-- Begin --
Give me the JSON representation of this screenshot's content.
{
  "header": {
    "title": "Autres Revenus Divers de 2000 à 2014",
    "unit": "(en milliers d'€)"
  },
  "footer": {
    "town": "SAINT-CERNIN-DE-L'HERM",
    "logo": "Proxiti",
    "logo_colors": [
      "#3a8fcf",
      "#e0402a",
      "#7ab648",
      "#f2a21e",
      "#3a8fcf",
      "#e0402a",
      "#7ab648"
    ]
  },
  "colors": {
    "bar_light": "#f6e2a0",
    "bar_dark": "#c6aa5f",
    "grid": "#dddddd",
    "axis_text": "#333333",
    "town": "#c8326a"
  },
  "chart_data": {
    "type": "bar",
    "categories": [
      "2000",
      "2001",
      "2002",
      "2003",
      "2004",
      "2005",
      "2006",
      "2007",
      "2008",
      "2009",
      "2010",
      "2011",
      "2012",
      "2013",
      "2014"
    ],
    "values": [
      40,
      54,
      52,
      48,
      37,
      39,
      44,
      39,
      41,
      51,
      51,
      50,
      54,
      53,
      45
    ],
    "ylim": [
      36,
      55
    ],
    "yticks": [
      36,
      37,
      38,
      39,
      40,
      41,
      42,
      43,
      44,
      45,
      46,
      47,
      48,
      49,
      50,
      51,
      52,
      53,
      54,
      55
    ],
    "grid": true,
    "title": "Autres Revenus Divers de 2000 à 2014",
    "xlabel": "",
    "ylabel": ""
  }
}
-- End --
- TASK REQUIREMENTS -
Which lines include the word "town"? List them all.

- SOLUTION TO THIS EXERCISE -
    "town": "SAINT-CERNIN-DE-L'HERM",
    "town": "#c8326a"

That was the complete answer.